Written request: Comb the records below for the string "Station" and copy each line where it turns up.

Provided entries:
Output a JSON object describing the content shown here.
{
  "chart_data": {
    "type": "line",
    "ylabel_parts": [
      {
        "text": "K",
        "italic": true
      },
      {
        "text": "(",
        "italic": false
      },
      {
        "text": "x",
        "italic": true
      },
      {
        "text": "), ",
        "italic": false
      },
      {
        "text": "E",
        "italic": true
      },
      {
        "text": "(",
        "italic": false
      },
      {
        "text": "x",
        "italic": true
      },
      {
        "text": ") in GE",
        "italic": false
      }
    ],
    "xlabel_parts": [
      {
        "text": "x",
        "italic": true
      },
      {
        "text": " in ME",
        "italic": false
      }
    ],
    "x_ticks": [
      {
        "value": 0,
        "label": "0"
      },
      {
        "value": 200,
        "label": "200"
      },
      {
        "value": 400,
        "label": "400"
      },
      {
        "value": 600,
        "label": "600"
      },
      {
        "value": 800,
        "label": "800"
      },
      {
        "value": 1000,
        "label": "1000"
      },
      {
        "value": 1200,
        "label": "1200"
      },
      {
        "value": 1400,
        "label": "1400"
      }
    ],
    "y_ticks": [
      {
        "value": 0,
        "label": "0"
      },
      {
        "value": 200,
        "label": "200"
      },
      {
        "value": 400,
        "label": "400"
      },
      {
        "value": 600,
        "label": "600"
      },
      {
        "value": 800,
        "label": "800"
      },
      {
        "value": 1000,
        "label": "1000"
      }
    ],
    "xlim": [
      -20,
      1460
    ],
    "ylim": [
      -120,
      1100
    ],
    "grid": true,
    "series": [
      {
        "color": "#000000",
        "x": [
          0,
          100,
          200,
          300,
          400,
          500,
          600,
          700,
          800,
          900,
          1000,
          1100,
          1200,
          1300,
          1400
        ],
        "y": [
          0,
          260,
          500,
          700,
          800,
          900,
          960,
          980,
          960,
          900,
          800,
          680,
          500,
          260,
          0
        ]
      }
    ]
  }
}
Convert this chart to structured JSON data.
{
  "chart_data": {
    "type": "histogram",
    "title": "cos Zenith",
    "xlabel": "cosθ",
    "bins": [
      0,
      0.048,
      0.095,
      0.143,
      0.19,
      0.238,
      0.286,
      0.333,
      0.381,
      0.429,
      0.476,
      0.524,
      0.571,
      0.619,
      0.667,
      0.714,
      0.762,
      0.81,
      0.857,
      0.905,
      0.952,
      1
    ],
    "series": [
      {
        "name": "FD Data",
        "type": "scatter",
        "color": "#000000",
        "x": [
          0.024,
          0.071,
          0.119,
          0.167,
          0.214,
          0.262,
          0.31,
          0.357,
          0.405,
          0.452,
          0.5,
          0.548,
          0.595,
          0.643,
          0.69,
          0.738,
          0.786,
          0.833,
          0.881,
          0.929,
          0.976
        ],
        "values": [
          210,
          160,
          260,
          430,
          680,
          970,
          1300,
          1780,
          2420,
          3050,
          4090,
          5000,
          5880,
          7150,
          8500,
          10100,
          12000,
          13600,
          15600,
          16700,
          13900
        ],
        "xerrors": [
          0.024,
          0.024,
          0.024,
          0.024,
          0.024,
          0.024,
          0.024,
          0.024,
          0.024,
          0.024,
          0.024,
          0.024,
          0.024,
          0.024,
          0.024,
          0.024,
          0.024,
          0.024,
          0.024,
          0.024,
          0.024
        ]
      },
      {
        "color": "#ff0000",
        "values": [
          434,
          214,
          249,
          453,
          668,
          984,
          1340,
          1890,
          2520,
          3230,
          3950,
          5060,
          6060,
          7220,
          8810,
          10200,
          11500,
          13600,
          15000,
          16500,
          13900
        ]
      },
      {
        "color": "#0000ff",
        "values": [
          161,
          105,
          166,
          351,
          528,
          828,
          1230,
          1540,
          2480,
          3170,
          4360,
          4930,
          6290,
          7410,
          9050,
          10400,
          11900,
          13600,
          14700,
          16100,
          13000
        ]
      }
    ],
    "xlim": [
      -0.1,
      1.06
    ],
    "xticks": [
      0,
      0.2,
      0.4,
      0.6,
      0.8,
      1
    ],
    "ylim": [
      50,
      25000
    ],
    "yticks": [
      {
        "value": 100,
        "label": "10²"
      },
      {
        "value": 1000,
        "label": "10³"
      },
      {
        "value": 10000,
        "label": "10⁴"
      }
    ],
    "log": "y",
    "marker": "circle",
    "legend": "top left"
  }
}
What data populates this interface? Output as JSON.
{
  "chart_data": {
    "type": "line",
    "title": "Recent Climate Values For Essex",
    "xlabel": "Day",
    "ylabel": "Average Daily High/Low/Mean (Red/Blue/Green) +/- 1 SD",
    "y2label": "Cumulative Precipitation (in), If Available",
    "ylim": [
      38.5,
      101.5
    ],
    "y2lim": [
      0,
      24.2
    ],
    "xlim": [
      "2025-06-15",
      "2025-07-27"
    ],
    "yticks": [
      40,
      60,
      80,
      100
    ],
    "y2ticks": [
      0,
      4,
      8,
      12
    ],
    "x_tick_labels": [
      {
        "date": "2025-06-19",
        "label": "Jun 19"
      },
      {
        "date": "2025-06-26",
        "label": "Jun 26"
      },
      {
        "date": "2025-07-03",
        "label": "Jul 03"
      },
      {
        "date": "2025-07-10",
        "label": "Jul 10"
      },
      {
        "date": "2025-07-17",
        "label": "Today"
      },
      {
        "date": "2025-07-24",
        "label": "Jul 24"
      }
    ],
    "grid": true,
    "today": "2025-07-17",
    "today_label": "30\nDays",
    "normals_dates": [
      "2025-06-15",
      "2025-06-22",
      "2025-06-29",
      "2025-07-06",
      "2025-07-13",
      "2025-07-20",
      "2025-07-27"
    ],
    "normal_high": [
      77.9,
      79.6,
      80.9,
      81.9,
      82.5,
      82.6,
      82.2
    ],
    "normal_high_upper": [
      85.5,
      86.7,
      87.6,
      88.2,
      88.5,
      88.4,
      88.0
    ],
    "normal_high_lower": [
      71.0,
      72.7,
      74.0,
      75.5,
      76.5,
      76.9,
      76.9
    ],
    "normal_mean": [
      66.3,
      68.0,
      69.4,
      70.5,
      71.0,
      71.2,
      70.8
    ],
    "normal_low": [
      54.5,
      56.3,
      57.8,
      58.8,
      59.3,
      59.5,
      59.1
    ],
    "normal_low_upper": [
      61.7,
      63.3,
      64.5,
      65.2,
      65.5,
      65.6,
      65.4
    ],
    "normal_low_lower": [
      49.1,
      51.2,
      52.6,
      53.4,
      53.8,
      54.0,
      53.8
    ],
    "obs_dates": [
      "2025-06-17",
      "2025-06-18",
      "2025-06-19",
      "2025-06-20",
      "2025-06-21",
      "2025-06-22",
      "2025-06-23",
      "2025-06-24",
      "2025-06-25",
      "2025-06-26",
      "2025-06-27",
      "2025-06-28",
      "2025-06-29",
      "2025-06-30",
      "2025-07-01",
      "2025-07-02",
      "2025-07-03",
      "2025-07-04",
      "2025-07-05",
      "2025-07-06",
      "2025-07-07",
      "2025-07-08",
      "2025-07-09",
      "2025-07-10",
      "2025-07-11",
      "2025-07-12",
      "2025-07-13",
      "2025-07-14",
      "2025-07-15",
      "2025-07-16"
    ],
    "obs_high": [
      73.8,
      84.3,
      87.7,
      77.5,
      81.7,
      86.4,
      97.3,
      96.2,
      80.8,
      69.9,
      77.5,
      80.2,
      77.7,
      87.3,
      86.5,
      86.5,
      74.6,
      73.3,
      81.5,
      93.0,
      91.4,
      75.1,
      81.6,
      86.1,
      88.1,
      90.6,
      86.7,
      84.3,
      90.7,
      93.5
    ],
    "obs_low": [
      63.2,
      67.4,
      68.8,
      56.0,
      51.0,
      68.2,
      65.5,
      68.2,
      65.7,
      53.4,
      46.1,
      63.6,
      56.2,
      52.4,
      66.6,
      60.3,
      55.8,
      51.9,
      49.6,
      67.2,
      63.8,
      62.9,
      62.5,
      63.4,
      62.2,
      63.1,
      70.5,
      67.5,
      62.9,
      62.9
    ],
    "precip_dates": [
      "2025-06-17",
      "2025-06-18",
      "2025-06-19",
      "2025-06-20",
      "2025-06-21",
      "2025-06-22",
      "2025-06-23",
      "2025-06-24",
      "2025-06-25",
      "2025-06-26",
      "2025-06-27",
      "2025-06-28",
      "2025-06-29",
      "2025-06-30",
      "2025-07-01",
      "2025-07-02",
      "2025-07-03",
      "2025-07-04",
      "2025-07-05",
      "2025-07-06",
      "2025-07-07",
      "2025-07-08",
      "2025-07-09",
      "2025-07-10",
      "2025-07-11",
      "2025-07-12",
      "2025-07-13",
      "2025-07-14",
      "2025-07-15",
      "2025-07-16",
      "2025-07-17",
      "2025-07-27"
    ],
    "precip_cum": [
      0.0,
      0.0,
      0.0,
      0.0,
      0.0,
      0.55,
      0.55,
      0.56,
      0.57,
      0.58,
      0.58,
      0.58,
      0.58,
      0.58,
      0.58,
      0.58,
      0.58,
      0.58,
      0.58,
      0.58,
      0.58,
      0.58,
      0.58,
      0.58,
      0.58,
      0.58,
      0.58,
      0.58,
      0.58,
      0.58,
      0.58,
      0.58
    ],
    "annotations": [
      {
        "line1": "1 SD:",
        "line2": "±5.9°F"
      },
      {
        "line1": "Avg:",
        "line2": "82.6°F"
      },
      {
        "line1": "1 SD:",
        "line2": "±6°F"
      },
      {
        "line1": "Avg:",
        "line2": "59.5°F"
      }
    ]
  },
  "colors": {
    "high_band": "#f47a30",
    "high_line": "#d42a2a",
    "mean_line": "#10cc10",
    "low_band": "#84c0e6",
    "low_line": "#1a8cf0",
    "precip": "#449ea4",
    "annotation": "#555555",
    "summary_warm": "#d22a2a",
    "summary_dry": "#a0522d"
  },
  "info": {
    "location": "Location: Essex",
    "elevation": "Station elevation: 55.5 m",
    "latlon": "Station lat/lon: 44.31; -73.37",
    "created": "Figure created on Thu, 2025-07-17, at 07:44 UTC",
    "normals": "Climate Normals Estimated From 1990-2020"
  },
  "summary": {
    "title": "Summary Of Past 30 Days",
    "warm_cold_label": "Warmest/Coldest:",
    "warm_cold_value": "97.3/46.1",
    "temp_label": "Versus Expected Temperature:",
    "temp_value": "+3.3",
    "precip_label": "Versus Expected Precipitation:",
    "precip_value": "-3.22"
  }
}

Exercise result:
    "elevation": "Station elevation: 55.5 m",
    "latlon": "Station lat/lon: 44.31; -73.37",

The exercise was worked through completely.